Supplied material start
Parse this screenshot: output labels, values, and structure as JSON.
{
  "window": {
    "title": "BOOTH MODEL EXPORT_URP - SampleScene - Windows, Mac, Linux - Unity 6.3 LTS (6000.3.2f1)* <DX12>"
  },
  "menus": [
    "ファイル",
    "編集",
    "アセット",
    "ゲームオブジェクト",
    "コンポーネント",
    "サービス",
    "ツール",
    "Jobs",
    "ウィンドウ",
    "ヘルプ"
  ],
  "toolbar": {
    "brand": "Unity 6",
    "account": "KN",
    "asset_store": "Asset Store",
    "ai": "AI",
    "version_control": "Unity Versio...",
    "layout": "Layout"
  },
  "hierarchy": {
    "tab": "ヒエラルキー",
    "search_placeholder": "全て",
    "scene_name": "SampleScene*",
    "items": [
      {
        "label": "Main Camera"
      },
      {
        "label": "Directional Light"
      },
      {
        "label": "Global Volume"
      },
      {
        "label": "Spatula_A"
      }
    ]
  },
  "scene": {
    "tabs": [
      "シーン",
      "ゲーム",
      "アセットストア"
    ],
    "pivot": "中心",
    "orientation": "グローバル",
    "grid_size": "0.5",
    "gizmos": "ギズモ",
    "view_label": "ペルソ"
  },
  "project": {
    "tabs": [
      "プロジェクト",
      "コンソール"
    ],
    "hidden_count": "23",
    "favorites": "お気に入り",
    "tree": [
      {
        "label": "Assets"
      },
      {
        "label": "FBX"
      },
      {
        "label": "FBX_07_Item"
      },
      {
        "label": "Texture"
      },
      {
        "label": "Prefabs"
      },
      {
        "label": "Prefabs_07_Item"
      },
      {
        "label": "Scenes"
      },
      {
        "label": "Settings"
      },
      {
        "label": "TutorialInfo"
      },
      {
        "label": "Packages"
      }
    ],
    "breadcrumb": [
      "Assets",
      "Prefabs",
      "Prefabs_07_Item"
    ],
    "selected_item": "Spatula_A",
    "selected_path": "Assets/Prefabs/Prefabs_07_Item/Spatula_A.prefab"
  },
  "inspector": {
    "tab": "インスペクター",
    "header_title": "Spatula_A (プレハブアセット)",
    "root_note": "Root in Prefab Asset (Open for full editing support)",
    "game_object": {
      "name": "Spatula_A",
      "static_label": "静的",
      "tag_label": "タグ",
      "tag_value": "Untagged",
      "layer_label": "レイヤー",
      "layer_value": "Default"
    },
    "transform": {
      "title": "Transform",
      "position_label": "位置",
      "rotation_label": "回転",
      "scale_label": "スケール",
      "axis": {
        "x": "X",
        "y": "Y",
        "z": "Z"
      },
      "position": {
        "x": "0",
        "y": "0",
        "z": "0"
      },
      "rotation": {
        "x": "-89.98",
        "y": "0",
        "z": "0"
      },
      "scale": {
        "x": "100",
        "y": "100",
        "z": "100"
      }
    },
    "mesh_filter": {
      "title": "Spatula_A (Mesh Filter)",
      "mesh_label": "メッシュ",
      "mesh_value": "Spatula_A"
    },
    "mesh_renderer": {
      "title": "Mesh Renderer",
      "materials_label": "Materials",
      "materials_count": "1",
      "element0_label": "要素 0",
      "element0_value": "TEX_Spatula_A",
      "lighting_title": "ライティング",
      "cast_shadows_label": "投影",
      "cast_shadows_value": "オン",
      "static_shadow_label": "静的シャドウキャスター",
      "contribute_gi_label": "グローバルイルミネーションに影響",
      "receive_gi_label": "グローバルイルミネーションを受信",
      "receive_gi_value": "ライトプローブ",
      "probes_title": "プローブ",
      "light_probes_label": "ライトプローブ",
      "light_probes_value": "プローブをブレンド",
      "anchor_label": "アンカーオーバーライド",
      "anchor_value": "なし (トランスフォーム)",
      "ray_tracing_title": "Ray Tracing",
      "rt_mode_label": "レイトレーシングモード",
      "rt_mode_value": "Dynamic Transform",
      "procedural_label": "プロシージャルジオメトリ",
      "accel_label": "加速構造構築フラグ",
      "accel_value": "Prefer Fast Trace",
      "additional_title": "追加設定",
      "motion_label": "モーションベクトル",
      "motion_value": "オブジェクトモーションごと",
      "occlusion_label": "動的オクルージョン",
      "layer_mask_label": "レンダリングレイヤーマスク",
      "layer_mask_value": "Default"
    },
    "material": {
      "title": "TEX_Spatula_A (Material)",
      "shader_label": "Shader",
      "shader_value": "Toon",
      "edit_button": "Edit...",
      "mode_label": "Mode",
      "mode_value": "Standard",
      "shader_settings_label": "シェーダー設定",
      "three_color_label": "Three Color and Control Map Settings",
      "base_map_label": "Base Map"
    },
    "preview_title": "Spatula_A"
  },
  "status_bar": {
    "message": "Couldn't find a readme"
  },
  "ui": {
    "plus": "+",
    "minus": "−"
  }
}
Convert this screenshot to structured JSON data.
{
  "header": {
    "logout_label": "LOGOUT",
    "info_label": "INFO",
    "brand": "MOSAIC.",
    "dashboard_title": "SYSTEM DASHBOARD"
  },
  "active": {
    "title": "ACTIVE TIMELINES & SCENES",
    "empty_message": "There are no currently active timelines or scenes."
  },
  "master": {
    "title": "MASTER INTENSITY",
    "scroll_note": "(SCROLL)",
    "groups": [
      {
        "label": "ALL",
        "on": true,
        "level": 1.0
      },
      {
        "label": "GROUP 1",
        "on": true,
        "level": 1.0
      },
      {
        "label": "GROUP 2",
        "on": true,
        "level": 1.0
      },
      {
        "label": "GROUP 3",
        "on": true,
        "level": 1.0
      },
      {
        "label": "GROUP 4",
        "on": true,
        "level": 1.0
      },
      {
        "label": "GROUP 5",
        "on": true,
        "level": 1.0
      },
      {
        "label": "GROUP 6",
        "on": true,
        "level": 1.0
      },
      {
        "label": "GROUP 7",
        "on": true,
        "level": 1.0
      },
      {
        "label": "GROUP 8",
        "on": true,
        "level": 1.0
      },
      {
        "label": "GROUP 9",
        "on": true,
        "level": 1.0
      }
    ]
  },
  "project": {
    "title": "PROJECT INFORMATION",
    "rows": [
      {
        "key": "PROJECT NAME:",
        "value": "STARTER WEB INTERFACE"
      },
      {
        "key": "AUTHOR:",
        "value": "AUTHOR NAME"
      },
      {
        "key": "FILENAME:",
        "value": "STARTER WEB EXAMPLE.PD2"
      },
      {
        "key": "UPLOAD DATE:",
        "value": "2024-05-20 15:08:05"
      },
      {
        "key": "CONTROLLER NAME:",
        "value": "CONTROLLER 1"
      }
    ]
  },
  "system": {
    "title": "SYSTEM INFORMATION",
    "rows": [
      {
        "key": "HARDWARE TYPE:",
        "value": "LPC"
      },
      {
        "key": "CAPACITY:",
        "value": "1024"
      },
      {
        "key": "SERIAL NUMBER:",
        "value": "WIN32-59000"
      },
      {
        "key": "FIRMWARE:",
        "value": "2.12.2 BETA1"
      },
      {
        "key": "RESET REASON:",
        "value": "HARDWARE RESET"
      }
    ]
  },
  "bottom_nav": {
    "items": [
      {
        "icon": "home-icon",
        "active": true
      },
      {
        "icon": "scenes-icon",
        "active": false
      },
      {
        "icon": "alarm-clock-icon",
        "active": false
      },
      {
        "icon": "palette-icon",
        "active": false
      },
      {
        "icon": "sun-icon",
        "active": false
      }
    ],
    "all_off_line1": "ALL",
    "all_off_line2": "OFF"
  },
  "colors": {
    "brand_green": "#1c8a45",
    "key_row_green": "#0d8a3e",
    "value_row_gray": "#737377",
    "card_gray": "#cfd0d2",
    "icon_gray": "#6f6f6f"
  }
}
Supplied material end
Write all of the records out again exactly.

**Answer to this task**.
Parse this screenshot: output labels, values, and structure as JSON.
{
  "window": {
    "title": "BOOTH MODEL EXPORT_URP - SampleScene - Windows, Mac, Linux - Unity 6.3 LTS (6000.3.2f1)* <DX12>"
  },
  "menus": [
    "ファイル",
    "編集",
    "アセット",
    "ゲームオブジェクト",
    "コンポーネント",
    "サービス",
    "ツール",
    "Jobs",
    "ウィンドウ",
    "ヘルプ"
  ],
  "toolbar": {
    "brand": "Unity 6",
    "account": "KN",
    "asset_store": "Asset Store",
    "ai": "AI",
    "version_control": "Unity Versio...",
    "layout": "Layout"
  },
  "hierarchy": {
    "tab": "ヒエラルキー",
    "search_placeholder": "全て",
    "scene_name": "SampleScene*",
    "items": [
      {
        "label": "Main Camera"
      },
      {
        "label": "Directional Light"
      },
      {
        "label": "Global Volume"
      },
      {
        "label": "Spatula_A"
      }
    ]
  },
  "scene": {
    "tabs": [
      "シーン",
      "ゲーム",
      "アセットストア"
    ],
    "pivot": "中心",
    "orientation": "グローバル",
    "grid_size": "0.5",
    "gizmos": "ギズモ",
    "view_label": "ペルソ"
  },
  "project": {
    "tabs": [
      "プロジェクト",
      "コンソール"
    ],
    "hidden_count": "23",
    "favorites": "お気に入り",
    "tree": [
      {
        "label": "Assets"
      },
      {
        "label": "FBX"
      },
      {
        "label": "FBX_07_Item"
      },
      {
        "label": "Texture"
      },
      {
        "label": "Prefabs"
      },
      {
        "label": "Prefabs_07_Item"
      },
      {
        "label": "Scenes"
      },
      {
        "label": "Settings"
      },
      {
        "label": "TutorialInfo"
      },
      {
        "label": "Packages"
      }
    ],
    "breadcrumb": [
      "Assets",
      "Prefabs",
      "Prefabs_07_Item"
    ],
    "selected_item": "Spatula_A",
    "selected_path": "Assets/Prefabs/Prefabs_07_Item/Spatula_A.prefab"
  },
  "inspector": {
    "tab": "インスペクター",
    "header_title": "Spatula_A (プレハブアセット)",
    "root_note": "Root in Prefab Asset (Open for full editing support)",
    "game_object": {
      "name": "Spatula_A",
      "static_label": "静的",
      "tag_label": "タグ",
      "tag_value": "Untagged",
      "layer_label": "レイヤー",
      "layer_value": "Default"
    },
    "transform": {
      "title": "Transform",
      "position_label": "位置",
      "rotation_label": "回転",
      "scale_label": "スケール",
      "axis": {
        "x": "X",
        "y": "Y",
        "z": "Z"
      },
      "position": {
        "x": "0",
        "y": "0",
        "z": "0"
      },
      "rotation": {
        "x": "-89.98",
        "y": "0",
        "z": "0"
      },
      "scale": {
        "x": "100",
        "y": "100",
        "z": "100"
      }
    },
    "mesh_filter": {
      "title": "Spatula_A (Mesh Filter)",
      "mesh_label": "メッシュ",
      "mesh_value": "Spatula_A"
    },
    "mesh_renderer": {
      "title": "Mesh Renderer",
      "materials_label": "Materials",
      "materials_count": "1",
      "element0_label": "要素 0",
      "element0_value": "TEX_Spatula_A",
      "lighting_title": "ライティング",
      "cast_shadows_label": "投影",
      "cast_shadows_value": "オン",
      "static_shadow_label": "静的シャドウキャスター",
      "contribute_gi_label": "グローバルイルミネーションに影響",
      "receive_gi_label": "グローバルイルミネーションを受信",
      "receive_gi_value": "ライトプローブ",
      "probes_title": "プローブ",
      "light_probes_label": "ライトプローブ",
      "light_probes_value": "プローブをブレンド",
      "anchor_label": "アンカーオーバーライド",
      "anchor_value": "なし (トランスフォーム)",
      "ray_tracing_title": "Ray Tracing",
      "rt_mode_label": "レイトレーシングモード",
      "rt_mode_value": "Dynamic Transform",
      "procedural_label": "プロシージャルジオメトリ",
      "accel_label": "加速構造構築フラグ",
      "accel_value": "Prefer Fast Trace",
      "additional_title": "追加設定",
      "motion_label": "モーションベクトル",
      "motion_value": "オブジェクトモーションごと",
      "occlusion_label": "動的オクルージョン",
      "layer_mask_label": "レンダリングレイヤーマスク",
      "layer_mask_value": "Default"
    },
    "material": {
      "title": "TEX_Spatula_A (Material)",
      "shader_label": "Shader",
      "shader_value": "Toon",
      "edit_button": "Edit...",
      "mode_label": "Mode",
      "mode_value": "Standard",
      "shader_settings_label": "シェーダー設定",
      "three_color_label": "Three Color and Control Map Settings",
      "base_map_label": "Base Map"
    },
    "preview_title": "Spatula_A"
  },
  "status_bar": {
    "message": "Couldn't find a readme"
  },
  "ui": {
    "plus": "+",
    "minus": "−"
  }
}
Convert this screenshot to structured JSON data.
{
  "header": {
    "logout_label": "LOGOUT",
    "info_label": "INFO",
    "brand": "MOSAIC.",
    "dashboard_title": "SYSTEM DASHBOARD"
  },
  "active": {
    "title": "ACTIVE TIMELINES & SCENES",
    "empty_message": "There are no currently active timelines or scenes."
  },
  "master": {
    "title": "MASTER INTENSITY",
    "scroll_note": "(SCROLL)",
    "groups": [
      {
        "label": "ALL",
        "on": true,
        "level": 1.0
      },
      {
        "label": "GROUP 1",
        "on": true,
        "level": 1.0
      },
      {
        "label": "GROUP 2",
        "on": true,
        "level": 1.0
      },
      {
        "label": "GROUP 3",
        "on": true,
        "level": 1.0
      },
      {
        "label": "GROUP 4",
        "on": true,
        "level": 1.0
      },
      {
        "label": "GROUP 5",
        "on": true,
        "level": 1.0
      },
      {
        "label": "GROUP 6",
        "on": true,
        "level": 1.0
      },
      {
        "label": "GROUP 7",
        "on": true,
        "level": 1.0
      },
      {
        "label": "GROUP 8",
        "on": true,
        "level": 1.0
      },
      {
        "label": "GROUP 9",
        "on": true,
        "level": 1.0
      }
    ]
  },
  "project": {
    "title": "PROJECT INFORMATION",
    "rows": [
      {
        "key": "PROJECT NAME:",
        "value": "STARTER WEB INTERFACE"
      },
      {
        "key": "AUTHOR:",
        "value": "AUTHOR NAME"
      },
      {
        "key": "FILENAME:",
        "value": "STARTER WEB EXAMPLE.PD2"
      },
      {
        "key": "UPLOAD DATE:",
        "value": "2024-05-20 15:08:05"
      },
      {
        "key": "CONTROLLER NAME:",
        "value": "CONTROLLER 1"
      }
    ]
  },
  "system": {
    "title": "SYSTEM INFORMATION",
    "rows": [
      {
        "key": "HARDWARE TYPE:",
        "value": "LPC"
      },
      {
        "key": "CAPACITY:",
        "value": "1024"
      },
      {
        "key": "SERIAL NUMBER:",
        "value": "WIN32-59000"
      },
      {
        "key": "FIRMWARE:",
        "value": "2.12.2 BETA1"
      },
      {
        "key": "RESET REASON:",
        "value": "HARDWARE RESET"
      }
    ]
  },
  "bottom_nav": {
    "items": [
      {
        "icon": "home-icon",
        "active": true
      },
      {
        "icon": "scenes-icon",
        "active": false
      },
      {
        "icon": "alarm-clock-icon",
        "active": false
      },
      {
        "icon": "palette-icon",
        "active": false
      },
      {
        "icon": "sun-icon",
        "active": false
      }
    ],
    "all_off_line1": "ALL",
    "all_off_line2": "OFF"
  },
  "colors": {
    "brand_green": "#1c8a45",
    "key_row_green": "#0d8a3e",
    "value_row_gray": "#737377",
    "card_gray": "#cfd0d2",
    "icon_gray": "#6f6f6f"
  }
}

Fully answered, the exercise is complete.